The exercise :: In the entries below, find the lines that contain the word "上饶市余干县金电大道与银苑北路交叉口" and copy them.
## begin
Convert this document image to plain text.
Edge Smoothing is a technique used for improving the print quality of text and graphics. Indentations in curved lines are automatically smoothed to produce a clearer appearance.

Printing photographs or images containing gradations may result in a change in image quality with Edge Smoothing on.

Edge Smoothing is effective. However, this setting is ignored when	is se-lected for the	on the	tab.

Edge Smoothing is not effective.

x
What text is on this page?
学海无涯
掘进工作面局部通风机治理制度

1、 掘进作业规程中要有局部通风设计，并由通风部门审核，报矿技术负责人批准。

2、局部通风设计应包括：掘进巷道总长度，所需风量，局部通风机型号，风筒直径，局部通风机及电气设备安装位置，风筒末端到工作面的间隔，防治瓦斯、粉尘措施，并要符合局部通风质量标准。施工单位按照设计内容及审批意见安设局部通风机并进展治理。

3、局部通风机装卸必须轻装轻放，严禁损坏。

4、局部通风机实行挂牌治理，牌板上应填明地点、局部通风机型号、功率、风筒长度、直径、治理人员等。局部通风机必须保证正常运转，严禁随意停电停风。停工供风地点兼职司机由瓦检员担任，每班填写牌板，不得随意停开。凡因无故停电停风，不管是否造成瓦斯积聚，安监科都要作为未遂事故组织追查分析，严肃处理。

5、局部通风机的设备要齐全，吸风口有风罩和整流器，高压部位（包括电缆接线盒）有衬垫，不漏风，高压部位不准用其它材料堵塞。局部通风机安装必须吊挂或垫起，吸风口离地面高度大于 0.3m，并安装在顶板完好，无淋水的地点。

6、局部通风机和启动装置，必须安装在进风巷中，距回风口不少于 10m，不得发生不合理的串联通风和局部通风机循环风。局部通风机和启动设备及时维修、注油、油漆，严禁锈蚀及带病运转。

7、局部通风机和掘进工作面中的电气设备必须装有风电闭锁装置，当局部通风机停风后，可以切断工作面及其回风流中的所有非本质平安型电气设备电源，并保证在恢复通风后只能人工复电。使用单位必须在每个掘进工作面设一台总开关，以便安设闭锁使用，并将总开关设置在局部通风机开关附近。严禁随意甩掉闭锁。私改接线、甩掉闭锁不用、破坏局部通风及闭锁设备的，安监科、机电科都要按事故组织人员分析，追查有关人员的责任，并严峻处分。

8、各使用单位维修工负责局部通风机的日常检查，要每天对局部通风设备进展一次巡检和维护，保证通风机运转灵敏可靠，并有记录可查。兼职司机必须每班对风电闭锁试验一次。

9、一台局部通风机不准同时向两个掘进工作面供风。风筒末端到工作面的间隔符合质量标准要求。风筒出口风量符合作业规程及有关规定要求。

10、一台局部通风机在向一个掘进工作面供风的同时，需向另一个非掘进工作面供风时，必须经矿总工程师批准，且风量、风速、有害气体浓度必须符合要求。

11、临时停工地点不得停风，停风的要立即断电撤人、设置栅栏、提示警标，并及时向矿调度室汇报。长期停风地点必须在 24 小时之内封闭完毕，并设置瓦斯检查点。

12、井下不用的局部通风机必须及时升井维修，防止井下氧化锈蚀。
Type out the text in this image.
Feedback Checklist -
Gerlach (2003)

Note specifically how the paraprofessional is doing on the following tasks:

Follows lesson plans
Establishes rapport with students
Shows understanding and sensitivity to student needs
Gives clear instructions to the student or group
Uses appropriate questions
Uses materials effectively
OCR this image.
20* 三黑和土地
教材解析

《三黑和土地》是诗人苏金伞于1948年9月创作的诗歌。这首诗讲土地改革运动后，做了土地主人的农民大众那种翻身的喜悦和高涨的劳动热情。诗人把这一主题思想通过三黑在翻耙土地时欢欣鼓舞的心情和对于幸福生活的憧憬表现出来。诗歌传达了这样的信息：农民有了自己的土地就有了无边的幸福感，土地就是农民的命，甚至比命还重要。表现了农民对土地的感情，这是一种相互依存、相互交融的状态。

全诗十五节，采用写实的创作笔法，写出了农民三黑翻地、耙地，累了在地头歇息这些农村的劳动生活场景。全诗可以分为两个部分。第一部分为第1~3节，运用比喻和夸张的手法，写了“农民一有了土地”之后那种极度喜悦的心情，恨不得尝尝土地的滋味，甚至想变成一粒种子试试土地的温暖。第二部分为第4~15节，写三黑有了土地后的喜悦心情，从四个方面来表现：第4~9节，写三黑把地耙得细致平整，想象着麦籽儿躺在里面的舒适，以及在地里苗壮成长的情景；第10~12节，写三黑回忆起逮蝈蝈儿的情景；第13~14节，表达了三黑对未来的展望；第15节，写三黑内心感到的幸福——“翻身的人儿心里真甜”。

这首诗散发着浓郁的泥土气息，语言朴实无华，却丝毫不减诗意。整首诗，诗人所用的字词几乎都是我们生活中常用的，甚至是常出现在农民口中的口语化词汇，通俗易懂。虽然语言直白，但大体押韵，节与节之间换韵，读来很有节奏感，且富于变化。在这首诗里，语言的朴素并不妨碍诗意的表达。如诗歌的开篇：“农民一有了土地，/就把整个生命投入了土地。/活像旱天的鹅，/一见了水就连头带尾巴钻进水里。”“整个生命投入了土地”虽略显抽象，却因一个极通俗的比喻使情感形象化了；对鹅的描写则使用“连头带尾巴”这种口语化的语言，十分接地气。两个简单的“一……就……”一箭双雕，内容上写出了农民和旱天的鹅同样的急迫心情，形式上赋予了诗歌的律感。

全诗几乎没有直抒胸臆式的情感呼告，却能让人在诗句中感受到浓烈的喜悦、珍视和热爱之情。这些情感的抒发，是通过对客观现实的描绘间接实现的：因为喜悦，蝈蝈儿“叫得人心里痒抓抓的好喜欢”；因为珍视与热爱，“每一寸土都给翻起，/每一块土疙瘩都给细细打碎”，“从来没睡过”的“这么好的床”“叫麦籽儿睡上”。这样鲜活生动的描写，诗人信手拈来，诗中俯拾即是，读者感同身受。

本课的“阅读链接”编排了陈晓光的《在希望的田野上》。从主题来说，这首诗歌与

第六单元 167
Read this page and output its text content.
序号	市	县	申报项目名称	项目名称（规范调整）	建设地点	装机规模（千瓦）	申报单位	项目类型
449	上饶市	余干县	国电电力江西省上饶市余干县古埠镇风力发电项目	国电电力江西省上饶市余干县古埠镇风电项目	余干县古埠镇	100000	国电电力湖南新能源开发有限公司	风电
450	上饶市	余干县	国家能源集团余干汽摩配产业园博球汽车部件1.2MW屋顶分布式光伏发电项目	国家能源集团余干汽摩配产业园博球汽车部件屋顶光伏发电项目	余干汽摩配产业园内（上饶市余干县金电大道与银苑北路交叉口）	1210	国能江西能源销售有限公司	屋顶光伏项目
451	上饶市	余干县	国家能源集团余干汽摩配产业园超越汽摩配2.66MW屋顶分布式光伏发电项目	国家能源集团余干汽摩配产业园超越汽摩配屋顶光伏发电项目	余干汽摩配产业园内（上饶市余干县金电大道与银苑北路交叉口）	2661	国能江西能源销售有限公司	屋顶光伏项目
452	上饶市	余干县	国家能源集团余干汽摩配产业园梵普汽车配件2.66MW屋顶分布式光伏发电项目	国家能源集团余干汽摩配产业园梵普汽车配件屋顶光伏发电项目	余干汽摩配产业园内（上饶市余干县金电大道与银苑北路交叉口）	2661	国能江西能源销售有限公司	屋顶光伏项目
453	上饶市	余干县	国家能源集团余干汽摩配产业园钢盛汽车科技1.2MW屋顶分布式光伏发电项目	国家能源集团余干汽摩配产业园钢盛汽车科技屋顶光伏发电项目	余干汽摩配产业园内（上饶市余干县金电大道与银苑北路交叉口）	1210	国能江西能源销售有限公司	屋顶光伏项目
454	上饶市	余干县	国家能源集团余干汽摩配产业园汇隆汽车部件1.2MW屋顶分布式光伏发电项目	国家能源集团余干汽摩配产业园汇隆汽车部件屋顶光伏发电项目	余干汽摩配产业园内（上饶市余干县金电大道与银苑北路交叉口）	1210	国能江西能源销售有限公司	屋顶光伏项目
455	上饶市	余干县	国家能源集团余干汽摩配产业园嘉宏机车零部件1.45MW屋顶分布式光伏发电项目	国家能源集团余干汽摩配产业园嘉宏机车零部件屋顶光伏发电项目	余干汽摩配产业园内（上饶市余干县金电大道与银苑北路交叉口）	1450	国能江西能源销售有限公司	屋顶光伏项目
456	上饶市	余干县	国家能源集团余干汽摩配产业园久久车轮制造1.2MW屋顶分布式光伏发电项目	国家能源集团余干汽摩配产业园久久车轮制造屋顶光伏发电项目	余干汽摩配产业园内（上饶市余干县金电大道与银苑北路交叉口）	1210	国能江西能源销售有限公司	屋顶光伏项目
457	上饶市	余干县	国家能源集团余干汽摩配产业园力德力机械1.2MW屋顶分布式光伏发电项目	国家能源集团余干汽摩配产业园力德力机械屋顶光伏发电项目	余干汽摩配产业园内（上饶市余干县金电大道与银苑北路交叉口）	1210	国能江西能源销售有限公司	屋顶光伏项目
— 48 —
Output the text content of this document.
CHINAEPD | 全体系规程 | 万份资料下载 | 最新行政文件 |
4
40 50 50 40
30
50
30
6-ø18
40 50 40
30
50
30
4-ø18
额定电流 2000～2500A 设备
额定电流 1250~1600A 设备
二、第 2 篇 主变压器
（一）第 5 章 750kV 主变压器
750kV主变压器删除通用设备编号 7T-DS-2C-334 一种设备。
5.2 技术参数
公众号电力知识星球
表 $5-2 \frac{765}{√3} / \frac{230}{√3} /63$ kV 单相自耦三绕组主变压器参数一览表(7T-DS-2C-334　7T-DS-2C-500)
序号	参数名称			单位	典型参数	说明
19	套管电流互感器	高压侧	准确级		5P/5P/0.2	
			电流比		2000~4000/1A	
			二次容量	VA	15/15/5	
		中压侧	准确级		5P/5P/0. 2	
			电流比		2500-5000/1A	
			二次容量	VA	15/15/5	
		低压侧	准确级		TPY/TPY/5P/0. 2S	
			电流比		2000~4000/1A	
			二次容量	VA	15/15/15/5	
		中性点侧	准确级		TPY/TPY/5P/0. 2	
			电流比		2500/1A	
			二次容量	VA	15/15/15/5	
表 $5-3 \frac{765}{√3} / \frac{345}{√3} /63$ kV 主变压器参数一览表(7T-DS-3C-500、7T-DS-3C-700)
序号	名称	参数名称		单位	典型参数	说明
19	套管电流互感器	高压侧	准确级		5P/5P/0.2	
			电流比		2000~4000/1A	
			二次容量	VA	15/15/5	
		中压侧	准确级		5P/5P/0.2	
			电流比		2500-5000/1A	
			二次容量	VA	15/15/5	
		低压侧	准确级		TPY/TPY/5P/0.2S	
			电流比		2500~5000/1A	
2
## end
Worked answer ::
450	上饶市	余干县	国家能源集团余干汽摩配产业园博球汽车部件1.2MW屋顶分布式光伏发电项目	国家能源集团余干汽摩配产业园博球汽车部件屋顶光伏发电项目	余干汽摩配产业园内（上饶市余干县金电大道与银苑北路交叉口）	1210	国能江西能源销售有限公司	屋顶光伏项目
451	上饶市	余干县	国家能源集团余干汽摩配产业园超越汽摩配2.66MW屋顶分布式光伏发电项目	国家能源集团余干汽摩配产业园超越汽摩配屋顶光伏发电项目	余干汽摩配产业园内（上饶市余干县金电大道与银苑北路交叉口）	2661	国能江西能源销售有限公司	屋顶光伏项目
452	上饶市	余干县	国家能源集团余干汽摩配产业园梵普汽车配件2.66MW屋顶分布式光伏发电项目	国家能源集团余干汽摩配产业园梵普汽车配件屋顶光伏发电项目	余干汽摩配产业园内（上饶市余干县金电大道与银苑北路交叉口）	2661	国能江西能源销售有限公司	屋顶光伏项目
453	上饶市	余干县	国家能源集团余干汽摩配产业园钢盛汽车科技1.2MW屋顶分布式光伏发电项目	国家能源集团余干汽摩配产业园钢盛汽车科技屋顶光伏发电项目	余干汽摩配产业园内（上饶市余干县金电大道与银苑北路交叉口）	1210	国能江西能源销售有限公司	屋顶光伏项目
454	上饶市	余干县	国家能源集团余干汽摩配产业园汇隆汽车部件1.2MW屋顶分布式光伏发电项目	国家能源集团余干汽摩配产业园汇隆汽车部件屋顶光伏发电项目	余干汽摩配产业园内（上饶市余干县金电大道与银苑北路交叉口）	1210	国能江西能源销售有限公司	屋顶光伏项目
455	上饶市	余干县	国家能源集团余干汽摩配产业园嘉宏机车零部件1.45MW屋顶分布式光伏发电项目	国家能源集团余干汽摩配产业园嘉宏机车零部件屋顶光伏发电项目	余干汽摩配产业园内（上饶市余干县金电大道与银苑北路交叉口）	1450	国能江西能源销售有限公司	屋顶光伏项目
456	上饶市	余干县	国家能源集团余干汽摩配产业园久久车轮制造1.2MW屋顶分布式光伏发电项目	国家能源集团余干汽摩配产业园久久车轮制造屋顶光伏发电项目	余干汽摩配产业园内（上饶市余干县金电大道与银苑北路交叉口）	1210	国能江西能源销售有限公司	屋顶光伏项目
457	上饶市	余干县	国家能源集团余干汽摩配产业园力德力机械1.2MW屋顶分布式光伏发电项目	国家能源集团余干汽摩配产业园力德力机械屋顶光伏发电项目	余干汽摩配产业园内（上饶市余干县金电大道与银苑北路交叉口）	1210	国能江西能源销售有限公司	屋顶光伏项目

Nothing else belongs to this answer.